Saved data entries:
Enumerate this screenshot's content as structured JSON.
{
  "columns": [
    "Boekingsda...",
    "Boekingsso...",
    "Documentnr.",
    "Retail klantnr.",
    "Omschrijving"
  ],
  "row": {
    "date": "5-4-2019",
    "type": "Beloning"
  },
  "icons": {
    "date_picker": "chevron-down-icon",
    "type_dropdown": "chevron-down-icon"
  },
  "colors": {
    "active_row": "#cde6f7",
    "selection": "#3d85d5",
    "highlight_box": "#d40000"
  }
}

Task statement: From the records above, extract each line exactly as shown.

The output:
Enumerate this screenshot's content as structured JSON.
{
  "columns": [
    "Boekingsda...",
    "Boekingsso...",
    "Documentnr.",
    "Retail klantnr.",
    "Omschrijving"
  ],
  "row": {
    "date": "5-4-2019",
    "type": "Beloning"
  },
  "icons": {
    "date_picker": "chevron-down-icon",
    "type_dropdown": "chevron-down-icon"
  },
  "colors": {
    "active_row": "#cde6f7",
    "selection": "#3d85d5",
    "highlight_box": "#d40000"
  }
}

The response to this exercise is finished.